▸ **Exercise tasks**
1. List every product line that the quarterly revenue report below names.
2. From the quarterly revenue report below, pull out everything from "Product revenues decreased" down to "for the prior year.", word for word.

## START Passage given

The decrease in net revenue is due to declining average selling prices and
lower license fee income received. Net revenues decreased to $18.1 million
in the current quarter from $23.4 million for the comparable quarter of the
prior year.
Product revenues decreased to $17.7 million in the current quarter from $23.0
million for the comparable quarter of the prior year due to declining average
selling prices. Although units shipped increased by 38% between these two
periods, average selling prices declined approximately 50% on a weighted
average basis across 512 Kbit, 1 Mbit and 4 Mbit product lines. License,
royalty and development revenues were $0.3 million for the current quarter as
compared to $0.4 million in the comparable quarter for the prior year.
Current quarter non-product revenues consisted primarily of royalty payments.
During the second quarter of 1997, the Company derived approximately 27% of
product revenues from sales to Taiwan as compared to 42% for the comparable
quarter of the prior year. While the Company intends to diversify both the
market application of its products and its customer base, there can be no
assurance that such diversification will occur. International sales
accounted for approximately 76% of product revenues during the current
quarter, as compared to 82% for the comparable quarter of the prior year.
For the six months ended June 30, 1997, 33% of shipment dollars where from
Taiwan and, over the same period, 77% of shipment dollars were from
international sales. International sales are anticipated to account for a
substantial majority of all product revenues for the foreseeable future.
COST OF REVENUES. Gross margin was $3.7 million for the six months ended June
30, 1997 as compared to $19.2 million for the six months ended June 30, 1996.
The decrease in gross margin for the first six months of 1997 is due to a
combination of declining average selling prices and a charge to reduce the
carrying value of inventory to its approximate replacement cost. Gross
margin was $3.2 million or 18% of net revenues in the second quarter of 1997
as compared to $9.3 million or 40% of net revenues for the comparable quarter
in 1996. Future fluctuations in gross margins may occur as a result of
declining average selling prices which could lead to additional charges to
cost of revenues to reduce inventories to replacement costs; cost reduction
efforts that do not reduce costs faster than average selling price declines;
price changes in the costs of raw materials; changes in the mix between
license revenues and product revenues or the impact of changes in the product
mix.

## END Passage given
## START Supplied material

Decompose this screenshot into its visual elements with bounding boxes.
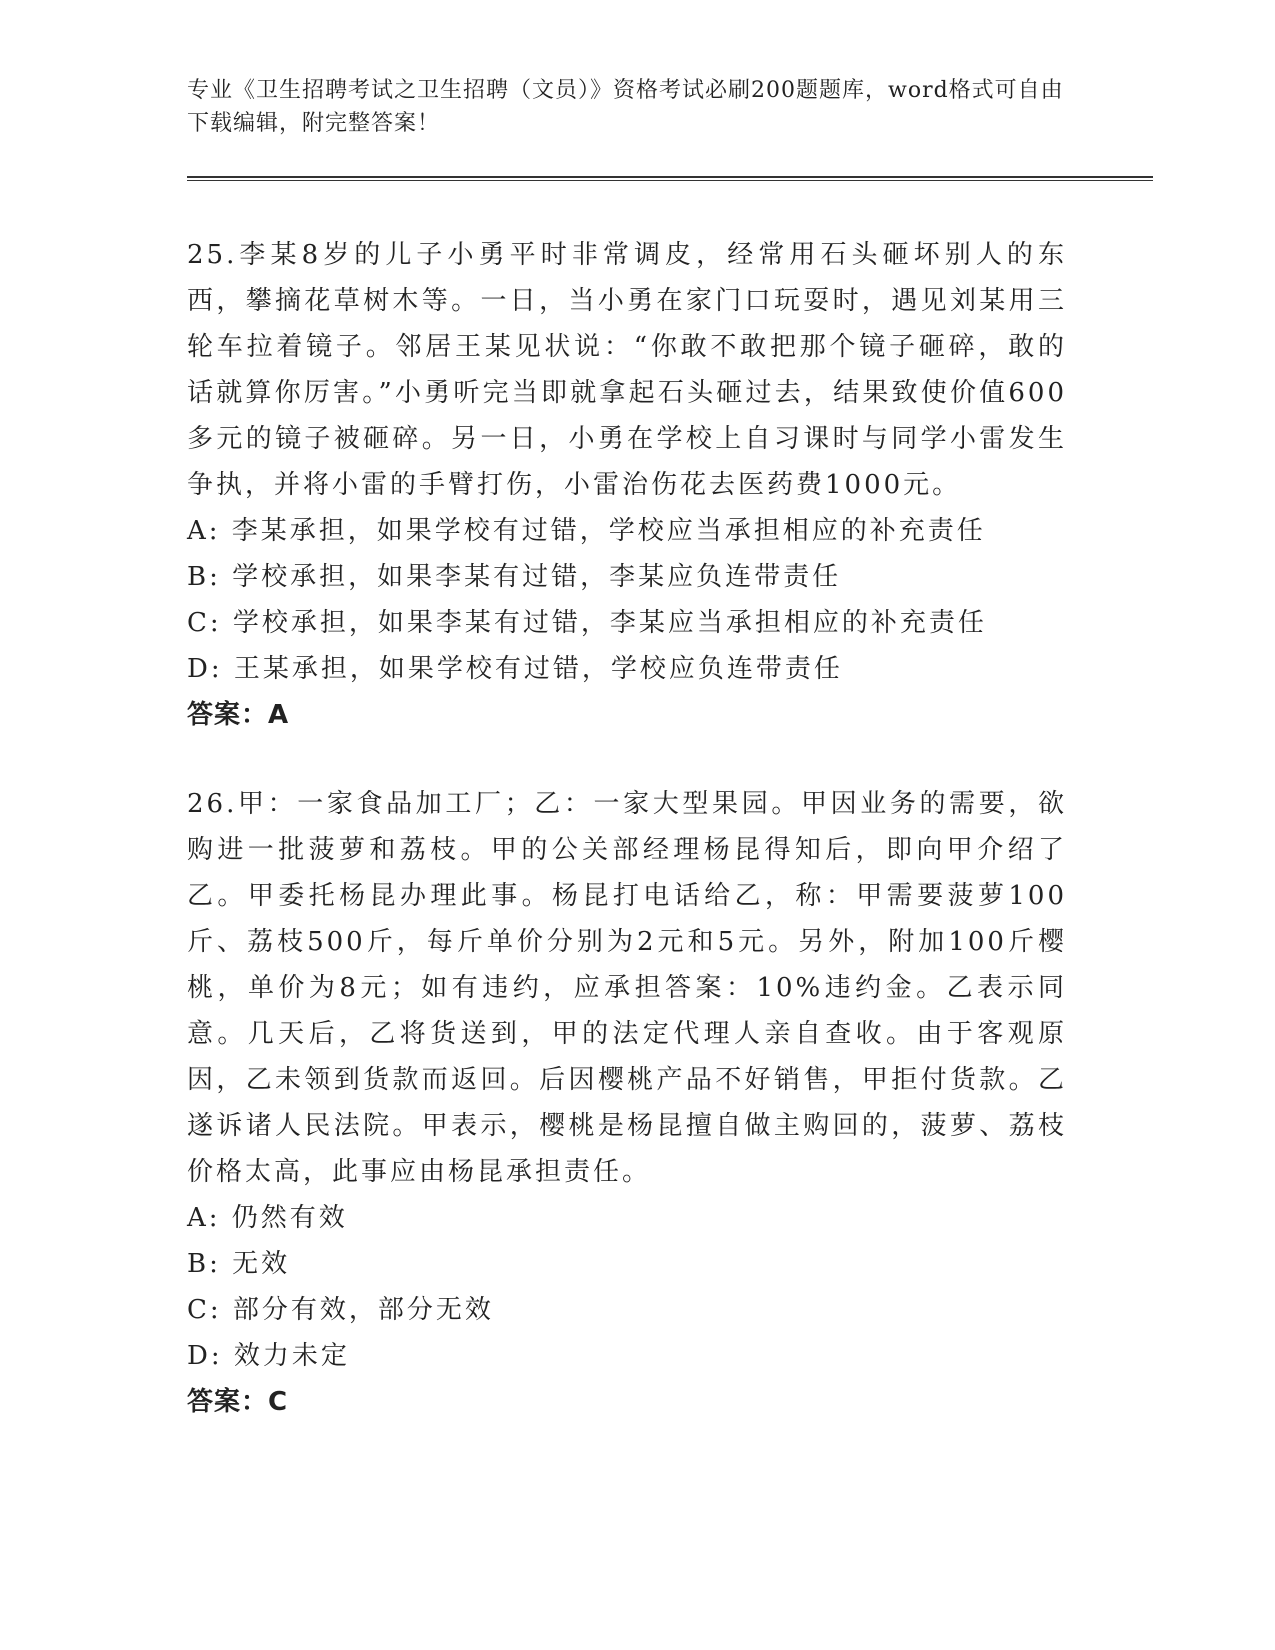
header-divider-thin bbox=[187, 180, 1153, 181]
option-c: C: 部分有效，部分无效 bbox=[187, 1295, 494, 1325]
option-d: D: 王某承担，如果学校有过错，学校应负连带责任 bbox=[187, 654, 843, 684]
question-26 bbox=[187, 781, 1067, 1425]
option-a: A: 李某承担，如果学校有过错，学校应当承担相应的补充责任 bbox=[187, 516, 986, 546]
question-25 bbox=[187, 232, 1067, 738]
option-b: B: 无效 bbox=[187, 1249, 291, 1279]
option-a: A: 仍然有效 bbox=[187, 1203, 348, 1233]
header-divider-thick bbox=[187, 176, 1153, 178]
header-divider bbox=[187, 176, 1153, 181]
question-stem: 26.甲：一家食品加工厂；乙：一家大型果园。甲因业务的需要，欲购进一批菠萝和荔枝。甲的公关部经理杨昆得知后，即向甲介绍了乙。甲委托杨昆办理此事。杨昆打电话给乙，称：甲需要菠萝100斤、荔枝500斤，每斤单价分别为2元和5元。另外，附加100斤樱桃，单价为8元；如有违约，应承担答案：10%违约金。乙表示同意。几天后，乙将货送到，甲的法定代理人亲自查收。由于客观原因，乙未领到货款而返回。后因樱桃产品不好销售，甲拒付货款。乙遂诉诸人民法院。甲表示，樱桃是杨昆擅自做主购回的，菠萝、荔枝价格太高，此事应由杨昆承担责任。 bbox=[187, 789, 1067, 1187]
answer-line: 答案：A bbox=[187, 700, 290, 730]
option-b: B: 学校承担，如果李某有过错，李某应负连带责任 bbox=[187, 562, 842, 592]
option-d: D: 效力未定 bbox=[187, 1341, 350, 1371]
page-header: 专业《卫生招聘考试之卫生招聘（文员）》资格考试必刷200题题库，word格式可自由下载编辑，附完整答案！ bbox=[187, 78, 1064, 136]
answer-line: 答案：C bbox=[187, 1387, 289, 1417]
question-stem: 25.李某8岁的儿子小勇平时非常调皮，经常用石头砸坏别人的东西，攀摘花草树木等。一日，当小勇在家门口玩耍时，遇见刘某用三轮车拉着镜子。邻居王某见状说：“你敢不敢把那个镜子砸碎，敢的话就算你厉害。”小勇听完当即就拿起石头砸过去，结果致使价值600多元的镜子被砸碎。另一日，小勇在学校上自习课时与同学小雷发生争执，并将小雷的手臂打伤，小雷治伤花去医药费1000元。 bbox=[187, 240, 1067, 500]
option-c: C: 学校承担，如果李某有过错，李某应当承担相应的补充责任 bbox=[187, 608, 987, 638]
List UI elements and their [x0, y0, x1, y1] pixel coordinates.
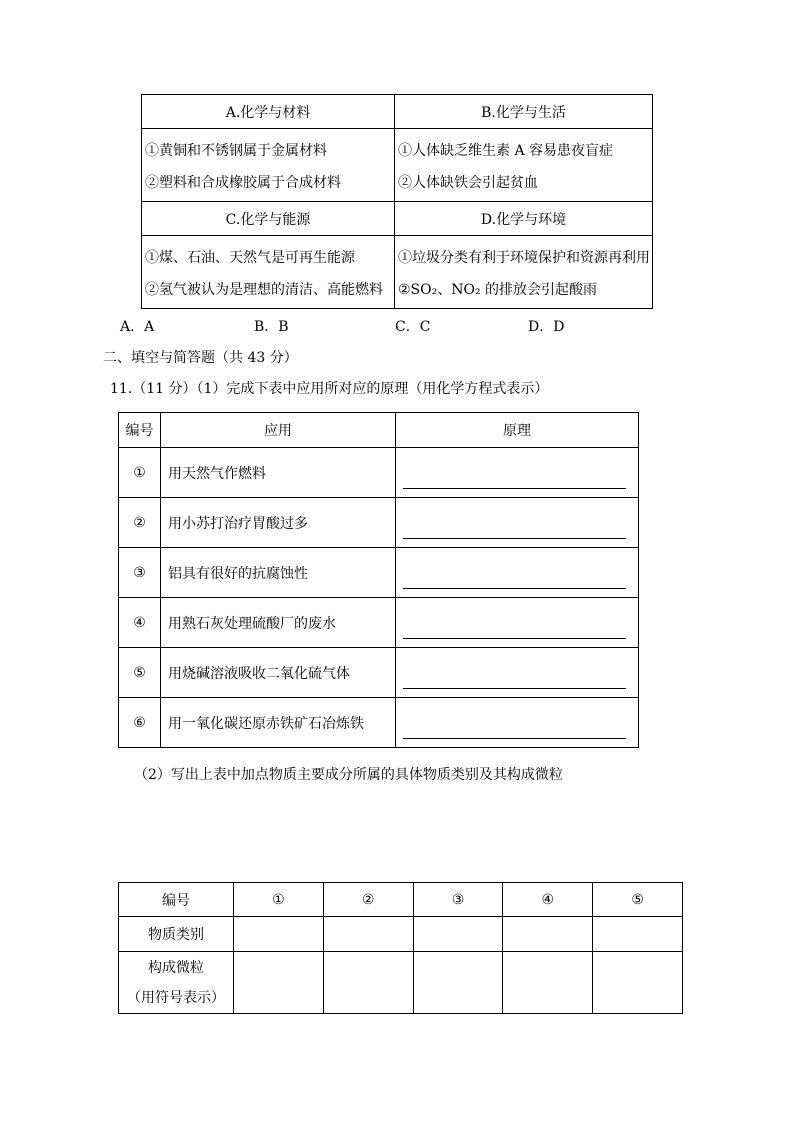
table-row	[119, 598, 639, 648]
answer-cell[interactable]	[413, 917, 503, 952]
principle-table	[118, 412, 639, 748]
answer-cell[interactable]	[413, 952, 503, 1014]
options-table	[141, 94, 653, 309]
answer-blank[interactable]	[403, 538, 626, 539]
option-c-body	[142, 236, 395, 309]
row-number: ⑤	[119, 648, 161, 698]
answer-cell[interactable]	[323, 917, 413, 952]
row-application: 用天然气作燃料	[161, 448, 396, 498]
option-c-title: C.化学与能源	[142, 202, 395, 236]
answer-cell[interactable]	[234, 917, 324, 952]
option-d-item-2: ②SO₂、NO₂ 的排放会引起酸雨	[398, 282, 598, 298]
option-d-item-1: ①垃圾分类有利于环境保护和资源再利用	[398, 250, 650, 266]
option-b-title: B.化学与生活	[395, 95, 653, 129]
choice-c[interactable]: C．C	[395, 319, 431, 335]
header-number: 编号	[119, 883, 234, 917]
column-number-1: ①	[234, 883, 324, 917]
option-b-body	[395, 129, 653, 202]
row-application: 用小苏打治疗胃酸过多	[161, 498, 396, 548]
column-number-5: ⑤	[593, 883, 683, 917]
option-d-body	[395, 236, 653, 309]
table-row	[119, 498, 639, 548]
row-number: ③	[119, 548, 161, 598]
answer-blank[interactable]	[403, 588, 626, 589]
row-principle-cell	[396, 548, 639, 598]
choice-b[interactable]: B．B	[254, 319, 289, 335]
question-11-text: 11.（11 分）（1）完成下表中应用所对应的原理（用化学方程式表示）	[110, 381, 549, 397]
table-row	[119, 448, 639, 498]
row-label-particles	[119, 952, 234, 1014]
choice-d[interactable]: D．D	[528, 319, 565, 335]
row-label-category: 物质类别	[119, 917, 234, 952]
row-number: ①	[119, 448, 161, 498]
choice-a[interactable]: A．A	[120, 319, 155, 335]
answer-cell[interactable]	[323, 952, 413, 1014]
header-number: 编号	[119, 413, 161, 448]
option-a-title: A.化学与材料	[142, 95, 395, 129]
row-application: 铝具有很好的抗腐蚀性	[161, 548, 396, 598]
question-11-part-2: （2）写出上表中加点物质主要成分所属的具体物质类别及其构成微粒	[134, 767, 563, 783]
category-table	[118, 882, 683, 1014]
answer-cell[interactable]	[593, 952, 683, 1014]
section-title: 二、填空与简答题（共 43 分）	[103, 350, 298, 366]
row-number: ④	[119, 598, 161, 648]
row-principle-cell	[396, 598, 639, 648]
column-number-2: ②	[323, 883, 413, 917]
answer-cell[interactable]	[503, 917, 593, 952]
option-a-item-1: ①黄铜和不锈钢属于金属材料	[145, 143, 327, 159]
row-principle-cell	[396, 498, 639, 548]
table-row	[119, 648, 639, 698]
option-a-item-2: ②塑料和合成橡胶属于合成材料	[145, 175, 341, 191]
answer-blank[interactable]	[403, 638, 626, 639]
option-b-item-1: ①人体缺乏维生素 A 容易患夜盲症	[398, 143, 614, 159]
option-a-body	[142, 129, 395, 202]
header-application: 应用	[161, 413, 396, 448]
row-application: 用烧碱溶液吸收二氧化硫气体	[161, 648, 396, 698]
answer-cell[interactable]	[593, 917, 683, 952]
answer-blank[interactable]	[403, 738, 626, 739]
row-label-particles-line-2: （用符号表示）	[127, 989, 225, 1006]
column-number-3: ③	[413, 883, 503, 917]
column-number-4: ④	[503, 883, 593, 917]
answer-blank[interactable]	[403, 488, 626, 489]
row-application: 用一氧化碳还原赤铁矿石冶炼铁	[161, 698, 396, 748]
row-number: ⑥	[119, 698, 161, 748]
option-b-item-2: ②人体缺铁会引起贫血	[398, 175, 538, 191]
table-row	[119, 698, 639, 748]
row-label-particles-line-1: 构成微粒	[148, 959, 204, 976]
row-principle-cell	[396, 448, 639, 498]
row-application: 用熟石灰处理硫酸厂的废水	[161, 598, 396, 648]
option-c-item-2: ②氢气被认为是理想的清洁、高能燃料	[145, 282, 383, 298]
header-principle: 原理	[396, 413, 639, 448]
option-c-item-1: ①煤、石油、天然气是可再生能源	[145, 250, 355, 266]
answer-cell[interactable]	[503, 952, 593, 1014]
row-number: ②	[119, 498, 161, 548]
option-d-title: D.化学与环境	[395, 202, 653, 236]
answer-blank[interactable]	[403, 688, 626, 689]
row-principle-cell	[396, 698, 639, 748]
table-row	[119, 548, 639, 598]
answer-cell[interactable]	[234, 952, 324, 1014]
row-principle-cell	[396, 648, 639, 698]
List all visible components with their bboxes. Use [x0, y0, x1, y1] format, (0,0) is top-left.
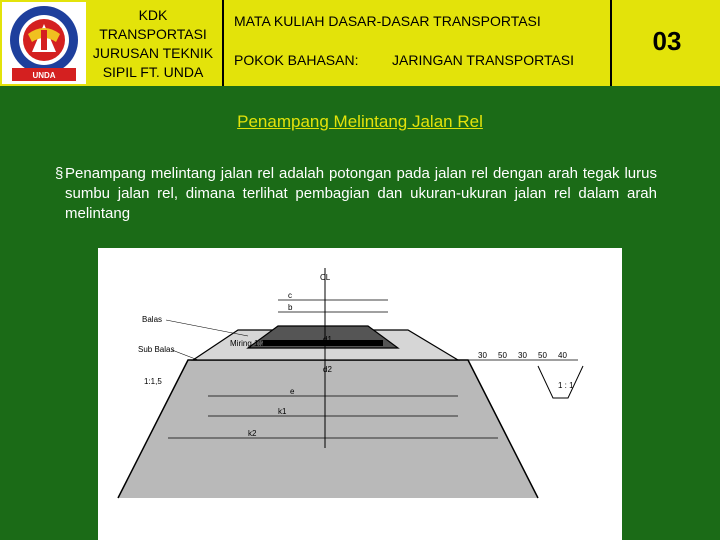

## END Supplied material

▸ **Exercise solutions**
1.
512 Kbit
1 Mbit
4 Mbit

2.
Product revenues decreased to $17.7 million in the current quarter from $23.0
million for the comparable quarter of the prior year due to declining average
selling prices. Although units shipped increased by 38% between these two
periods, average selling prices declined approximately 50% on a weighted
average basis across 512 Kbit, 1 Mbit and 4 Mbit product lines. License,
royalty and development revenues were $0.3 million for the current quarter as
compared to $0.4 million in the comparable quarter for the prior year.